Exercise brief:
How many of these lines hold the string "first"? Answer with the number only.

[Dataset entries]

--------------------------------

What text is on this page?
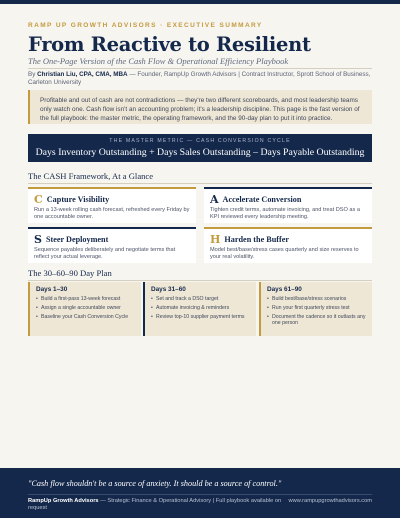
RAMP UP GROWTH ADVISORS · EXECUTIVE SUMMARY
From Reactive to Resilient
The One-Page Version of the Cash Flow & Operational Efficiency Playbook
By Christian Liu, CPA, CMA, MBA — Founder, RampUp Growth Advisors | Contract Instructor, Sprott School of Business, Carleton University
Profitable and out of cash are not contradictions — they're two different scoreboards, and most leadership teams only watch one. Cash flow isn't an accounting problem; it's a leadership discipline. This page is the fast version of the full playbook: the master metric, the operating framework, and the 90-day plan to put it into practice.
THE MASTER METRIC — CASH CONVERSION CYCLE
Days Inventory Outstanding + Days Sales Outstanding – Days Payable Outstanding
The CASH Framework, At a Glance
C Capture Visibility
Run a 13-week rolling cash forecast, refreshed every Friday by one accountable owner.
A Accelerate Conversion
Tighten credit terms, automate invoicing, and treat DSO as a KPI reviewed every leadership meeting.
S Steer Deployment
Sequence payables deliberately and negotiate terms that reflect your actual leverage.
H Harden the Buffer
Model best/base/stress cases quarterly and size reserves to your real volatility.
The 30–60–90 Day Plan
Days 1–30
• Build a first-pass 13-week forecast
• Assign a single accountable owner
• Baseline your Cash Conversion Cycle
Days 31–60
• Set and track a DSO target
• Automate invoicing & reminders
• Review top-10 supplier payment terms
Days 61–90
• Build best/base/stress scenarios
• Run your first quarterly stress test
• Document the cadence so it outlasts any one person
"Cash flow shouldn't be a source of anxiety. It should be a source of control."
RampUp Growth Advisors — Strategic Finance & Operational Advisory | Full playbook available on request
www.rampupgrowthadvisors.com
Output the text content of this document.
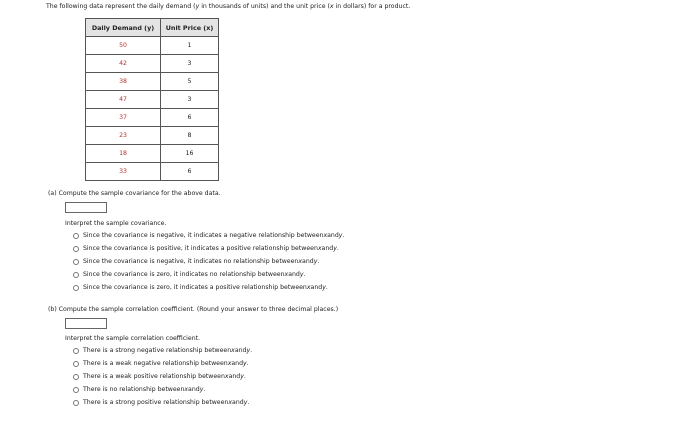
The following data represent the daily demand (y in thousands of units) and the unit price (x in dollars) for a product.
Daily Demand (y)	Unit Price (x)
50	1
42	3
38	5
47	3
37	6
23	8
18	16
33	6
(a) Compute the sample covariance for the above data.
Interpret the sample covariance.
Since the covariance is negative, it indicates a negative relationship between x and y .
Since the covariance is positive, it indicates a positive relationship between x and y .
Since the covariance is negative, it indicates no relationship between x and y .
Since the covariance is zero, it indicates no relationship between x and y .
Since the covariance is zero, it indicates a positive relationship between x and y .
(b) Compute the sample correlation coefficient. (Round your answer to three decimal places.)
Interpret the sample correlation coefficient.
There is a strong negative relationship between x and y .
There is a weak negative relationship between x and y .
There is a weak positive relationship between x and y .
There is no relationship between x and y .
There is a strong positive relationship between x and y .
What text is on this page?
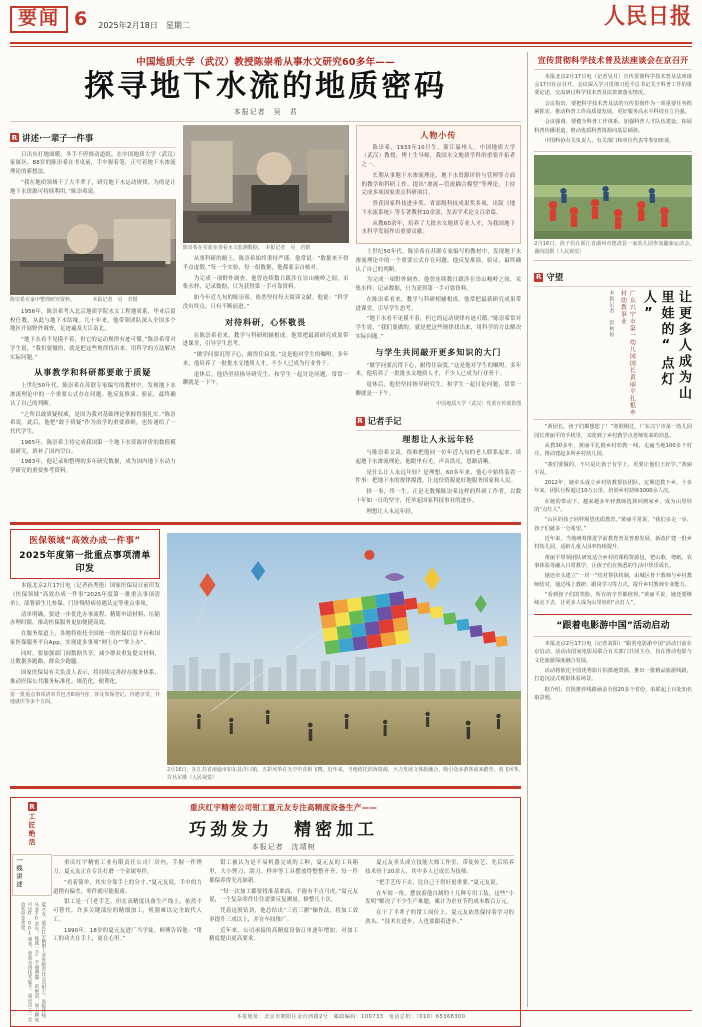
要闻 6 2025年2月18日　星期二	人民日报
中国地质大学（武汉）教授陈崇希从事水文研究60多年——
探寻地下水流的地质密码
本报记者　吴　君
R 讲述·一辈子一件事

日出东打地面暖，冬手不停推动道纸。在中国地质大学（武汉）家属区，88岁的陈崇希在书桌前，手中握着笔，正写着地下水渗流理论的新想法。

“我在地质领域干了大半辈子，研究地下水运动规律，为的是让地下水资源可持续利用。”陈崇希说。

陈崇希在家中整理研究资料。　　　　本报记者　吴　君摄

1956年，陈崇希考入北京地质学院水文工程地质系，毕业后留校任教，从此与地下水结缘。几十年来，他带领团队深入全国多个地区开展野外调查，足迹遍及大江南北。

“地下水看不见摸不着，但它的运动规律有迹可循。”陈崇希常对学生说，“我们要做的，就是把这些规律找出来，用科学的方法解决实际问题。”

从事教学和科研都要敢于质疑

上世纪50年代，陈崇希在苏联专家编写的教材中，发现地下水渗流理论中的一个重要公式存在问题。他反复推演、验证，最终确认了自己的判断。

“之所以敢质疑权威，是因为我对基础理论掌握得很扎实。”陈崇希说。此后，他把“敢于质疑”作为治学的重要准则，也传递给了一代代学生。

1965年，陈崇希主持完成我国第一个地下水资源评价的数值模拟研究，填补了国内空白。

1983年，他记录和整理的多年研究数据，成为国内地下水动力学研究的重要参考资料。

陈崇希在实验室查看水文监测数据。　本报记者　吴　君摄

从事科研的路上，陈崇希始终秉持严谨。他常说：“数据来不得半点虚假。”每一个实验、每一组数据，他都要亲自核对。

为完成一项野外调查，他曾连续数日跋涉在崇山峻岭之间，采集水样、记录数据，只为获得第一手可靠资料。

如今年近九旬的陈崇希，依然坚持每天阅读文献。他说：“科学没有终点，只有不断前进。”

对待科研，心怀敬畏

在陈崇希看来，教学与科研相辅相成。他常把最新研究成果带进课堂，引导学生思考。

“做学问要沉得下心，耐得住寂寞。”这是他对学生的嘱咐。多年来，他培养了一批批水文地质人才，不少人已成为行业骨干。

退休后，他仍坚持指导研究生，和学生一起讨论问题，常常一聊就是一下午。

人物小传

陈崇希，1933年10月生，浙江温州人。中国地质大学（武汉）教授、博士生导师，我国水文地质学科的重要开拓者之一。

长期从事地下水渗流理论、地下水资源评价与管理等方面的教学和科研工作。提出“渗流—管流耦合模型”等理论，主持完成多项国家重点科研项目。

曾获国家科技进步奖、省部级科技成果奖多项，出版《地下水流系统》等专著教材10余部，发表学术论文百余篇。

从教60余年，培养了大批水文地质专业人才，为我国地下水科学发展作出重要贡献。

上世纪50年代，陈崇希在苏联专家编写的教材中，发现地下水渗流理论中的一个重要公式存在问题。他反复推演、验证，最终确认了自己的判断。

为完成一项野外调查，他曾连续数日跋涉在崇山峻岭之间，采集水样、记录数据，只为获得第一手可靠资料。

在陈崇希看来，教学与科研相辅相成。他常把最新研究成果带进课堂，引导学生思考。

“地下水看不见摸不着，但它的运动规律有迹可循。”陈崇希常对学生说，“我们要做的，就是把这些规律找出来，用科学的方法解决实际问题。”

与学生共同敲开更多知识的大门

“做学问要沉得下心，耐得住寂寞。”这是他对学生的嘱咐。多年来，他培养了一批批水文地质人才，不少人已成为行业骨干。

退休后，他仍坚持指导研究生，和学生一起讨论问题，常常一聊就是一下午。

中国地质大学（武汉）党委宣传部供图
R 记者手记
理想让人永远年轻

与陈崇希交谈，很难把他同一位年近九旬的老人联系起来。谈起地下水渗流理论，他眼里有光，声音洪亮，思路清晰。

是什么让人永远年轻？是理想。60多年来，他心中始终装着一件事：把地下水的规律摸透，让这份资源更好地服务国家和人民。

择一事，终一生。正是无数像陈崇希这样的科研工作者，以数十年如一日的坚守，托举起国家科技事业的进步。

理想让人永远年轻。

医保领域“高效办成一件事”
2025年度第一批重点事项清单印发

本报北京2月17日电（记者孙秀艳）国家医保局日前印发《医保领域“高效办成一件事”2025年度第一批重点事项清单》，部署新生儿参保、门诊慢特病待遇认定等重点事项。

清单明确，要进一步优化办事流程、精简申请材料、压缩办理时限，推动医保服务更加便捷高效。

在服务渠道上，各地将依托全国统一的医保信息平台和国家医保服务平台App，实现更多事项“网上办”“掌上办”。

同时，要加强部门间数据共享，减少群众重复提交材料，让数据多跑路、群众少跑腿。

国家医保局有关负责人表示，将持续完善经办服务体系，推动医保公共服务标准化、规范化、便利化。

第一批重点事项清单共包含8项内容，涉及参保登记、待遇享受、异地就医等多个方面。
2月16日，在江苏省南通市如东县洋口镇，五彩风筝在天空中竞相飞舞。近年来，当地依托滨海资源，大力发展文体旅融合，吸引众多游客前来踏青、放飞风筝。　　　　　　　　许丛军摄（人民视觉）
R
工匠绝活
一线讲述
夏元友，重庆红宇精密工业有限责任公司钳工、高级技师。从业30余年，练就一手“手感测微”的绝活，加工精度可达0.001毫米。曾获全国技术能手、重庆市五一劳动奖章等荣誉。
重庆红宇精密公司钳工夏元友专注高精度设备生产——
巧劲发力　精密加工
本报记者　沈靖树

重庆红宇精密工业有限责任公司厂房内，手握一件锉刀，夏元友正在专注打磨一个金属零件。

“看着简单，其实全靠手上的分寸。”夏元友说，手中的力道稍有偏差，零件就可能报废。

钳工是一门老手艺，但在高精度设备生产线上，依然不可替代。许多关键部位的精细加工，机器难以完全取代人工。

1990年，18岁的夏元友进厂当学徒。师傅告诉他：“钳工的功夫在手上，更在心里。”

钳工被认为是不易机器完成的工种，夏元友的工具箱里，大小锉刀、刮刀、样冲等工具摆放得整整齐齐，每一件都保养得光亮如新。

“每一次加工都要找准基准面，不能有半点马虎。”夏元友说，一个复杂零件往往需要反复测量、修整几十次。

凭着这股钻劲，他总结出“三看三测”操作法，将加工效率提升三成以上，并在车间推广。

近年来，公司承接的高精度设备订单逐年增加，对加工精度提出更高要求。

夏元友牵头成立技能大师工作室，带徒传艺，先后培养技术骨干20余人，其中多人已成长为技师。

“把手艺传下去，比自己干得好更重要。”夏元友说。

在车间一角，摆放着他自制的十几种专用工装。这些“小发明”解决了不少生产难题，累计为企业节约成本数百万元。

在干了半辈子的钳工岗位上，夏元友依然保持着学习的劲头。“技术在进步，人也要跟着进步。”

宣传贯彻科学技术普及法座谈会在京召开

本报北京2月17日电（记者吴月）宣传贯彻科学技术普及法座谈会17日在京召开。会议深入学习贯彻习近平总书记关于科普工作的重要论述，交流研讨科学技术普及法贯彻落实情况。

会议指出，要把科学技术普及法的宣传贯彻作为一项重要任务抓紧抓实，推动科普工作高质量发展，更好服务高水平科技自立自强。

会议强调，要健全科普工作体系，加强科普人才队伍建设，拓展科普传播渠道，推动优质科普资源向基层倾斜。

中国科协有关负责人，有关部门和单位代表等参加座谈。

2月16日，孩子们在浙江省湖州市德清县一家幼儿园参加趣味运动会。　　谢尚国摄（人民视觉）
R 守望
本报记者　洪秋婷	广东兴宁市第一幼儿园园长黄丽平扎根乡村幼教事业	让更多人成为山里娃的“点灯人”

“黄园长，孩子们都想您了！”寒假刚过，广东兴宁市第一幼儿园园长黄丽平的手机里，又收到了乡村教学点老师发来的消息。

从教30多年，黄丽平扎根乡村幼教一线，走遍当地100多个村庄，推动建起多所乡村幼儿园。

“我们要做的，不只是让孩子有学上，更要让他们上好学。”黄丽平说。

2012年，她牵头成立乡村幼教帮扶团队，定期送教下乡。十多年来，团队行程超过10万公里，培训乡村幼师3000余人次。

在她的带动下，越来越多年轻教师选择回到家乡，成为山里娃的“点灯人”。

“山区的孩子同样渴望优质教育。”黄丽平常说，“我们多走一步，孩子们就多一分希望。”

近年来，当地统筹推进学前教育普及普惠发展，新改扩建一批乡村幼儿园，适龄儿童入园率持续提升。

黄丽平带领团队研发适合乡村的课程资源包，把山歌、剪纸、农事体验等融入日常教学，让孩子们在熟悉的生活中快乐成长。

她还牵头建立“一对一”结对帮扶机制，由城区骨干教师与乡村教师结对，通过线上教研、跟岗学习等方式，提升乡村教师专业能力。

“看到孩子们的笑脸，所有的辛苦都值得。”黄丽平说，她还要继续走下去，让更多人成为山里娃的“点灯人”。

“跟着电影游中国”活动启动

本报北京2月17日电（记者刘阳）“跟着电影游中国”活动日前在京启动。活动由国家电影局联合有关部门共同主办，旨在推动电影与文化旅游深度融合发展。

活动将依托全国优秀影片拍摄地资源，推出一批精品旅游线路，打造沉浸式观影体验场景。

据介绍，首批推荐线路涵盖全国20多个省份，串联起上百处知名取景地。

本报地址：北京市朝阳区金台西路2号　邮政编码：100733　电话总机：（010）65368300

--------------------------------

Solution for this exercise:
2